> [Direction]
Leave out every picture, then transcribe the rest of the listing exactly.

> [Data for this exercise]
= = =
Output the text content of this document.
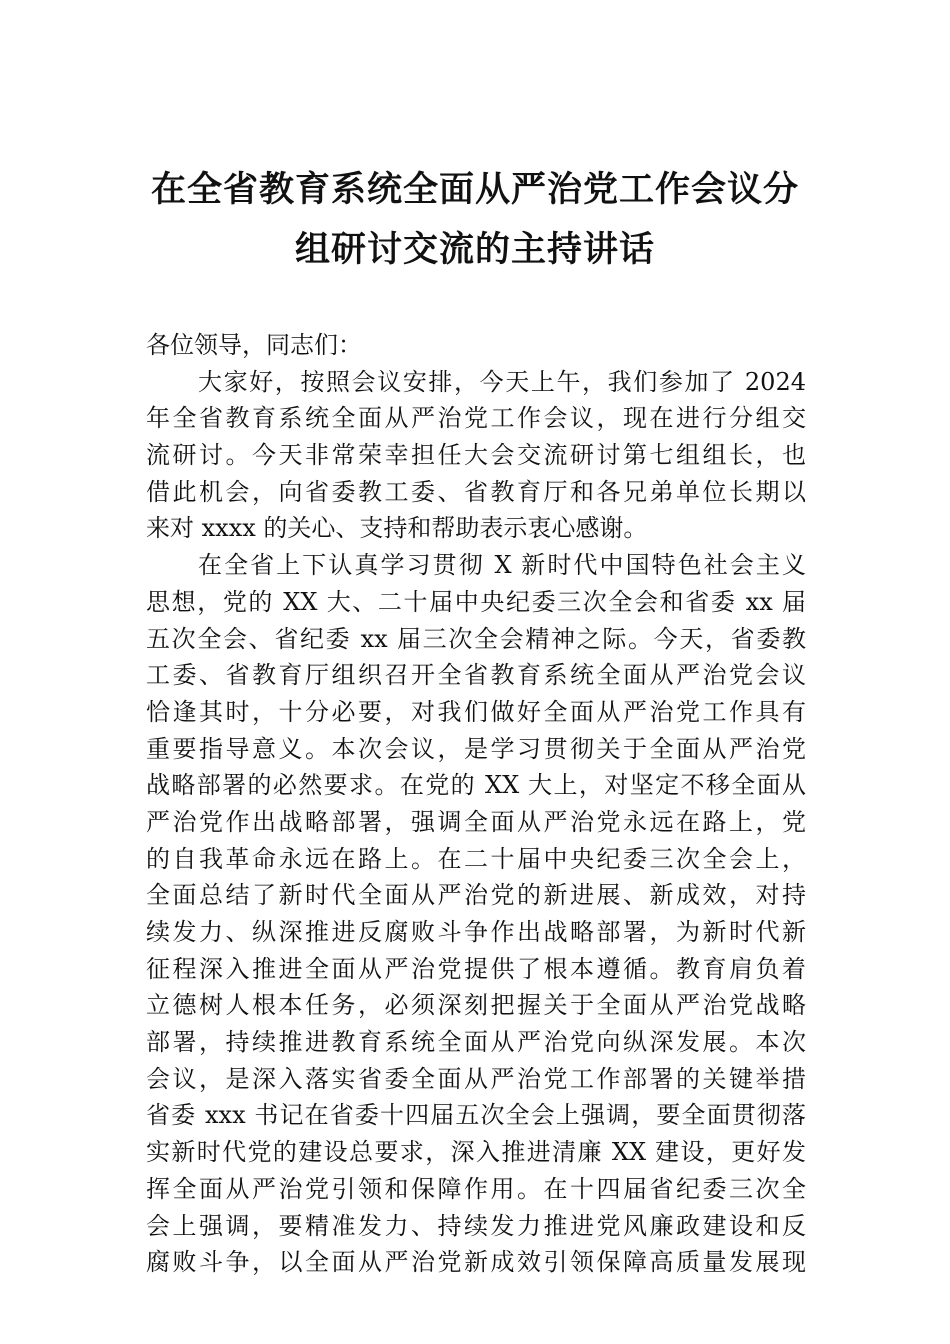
在全省教育系统全面从严治党工作会议分
组研讨交流的主持讲话
各位领导，同志们：
大家好，按照会议安排，今天上午，我们参加了 2024
年全省教育系统全面从严治党工作会议，现在进行分组交
流研讨。今天非常荣幸担任大会交流研讨第七组组长，也
借此机会，向省委教工委、省教育厅和各兄弟单位长期以
来对 xxxx 的关心、支持和帮助表示衷心感谢。
在全省上下认真学习贯彻 X 新时代中国特色社会主义
思想，党的 XX 大、二十届中央纪委三次全会和省委 xx 届
五次全会、省纪委 xx 届三次全会精神之际。今天，省委教
工委、省教育厅组织召开全省教育系统全面从严治党会议
恰逢其时，十分必要，对我们做好全面从严治党工作具有
重要指导意义。本次会议，是学习贯彻关于全面从严治党
战略部署的必然要求。在党的 XX 大上，对坚定不移全面从
严治党作出战略部署，强调全面从严治党永远在路上，党
的自我革命永远在路上。在二十届中央纪委三次全会上，
全面总结了新时代全面从严治党的新进展、新成效，对持
续发力、纵深推进反腐败斗争作出战略部署，为新时代新
征程深入推进全面从严治党提供了根本遵循。教育肩负着
立德树人根本任务，必须深刻把握关于全面从严治党战略
部署，持续推进教育系统全面从严治党向纵深发展。本次
会议，是深入落实省委全面从严治党工作部署的关键举措
省委 xxx 书记在省委十四届五次全会上强调，要全面贯彻落
实新时代党的建设总要求，深入推进清廉 XX 建设，更好发
挥全面从严治党引领和保障作用。在十四届省纪委三次全
会上强调，要精准发力、持续发力推进党风廉政建设和反
腐败斗争，以全面从严治党新成效引领保障高质量发展现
= = =
> [Solved exercise]
Output the text content of this document.
在全省教育系统全面从严治党工作会议分
组研讨交流的主持讲话
各位领导，同志们：
大家好，按照会议安排，今天上午，我们参加了 2024
年全省教育系统全面从严治党工作会议，现在进行分组交
流研讨。今天非常荣幸担任大会交流研讨第七组组长，也
借此机会，向省委教工委、省教育厅和各兄弟单位长期以
来对 xxxx 的关心、支持和帮助表示衷心感谢。
在全省上下认真学习贯彻 X 新时代中国特色社会主义
思想，党的 XX 大、二十届中央纪委三次全会和省委 xx 届
五次全会、省纪委 xx 届三次全会精神之际。今天，省委教
工委、省教育厅组织召开全省教育系统全面从严治党会议
恰逢其时，十分必要，对我们做好全面从严治党工作具有
重要指导意义。本次会议，是学习贯彻关于全面从严治党
战略部署的必然要求。在党的 XX 大上，对坚定不移全面从
严治党作出战略部署，强调全面从严治党永远在路上，党
的自我革命永远在路上。在二十届中央纪委三次全会上，
全面总结了新时代全面从严治党的新进展、新成效，对持
续发力、纵深推进反腐败斗争作出战略部署，为新时代新
征程深入推进全面从严治党提供了根本遵循。教育肩负着
立德树人根本任务，必须深刻把握关于全面从严治党战略
部署，持续推进教育系统全面从严治党向纵深发展。本次
会议，是深入落实省委全面从严治党工作部署的关键举措
省委 xxx 书记在省委十四届五次全会上强调，要全面贯彻落
实新时代党的建设总要求，深入推进清廉 XX 建设，更好发
挥全面从严治党引领和保障作用。在十四届省纪委三次全
会上强调，要精准发力、持续发力推进党风廉政建设和反
腐败斗争，以全面从严治党新成效引领保障高质量发展现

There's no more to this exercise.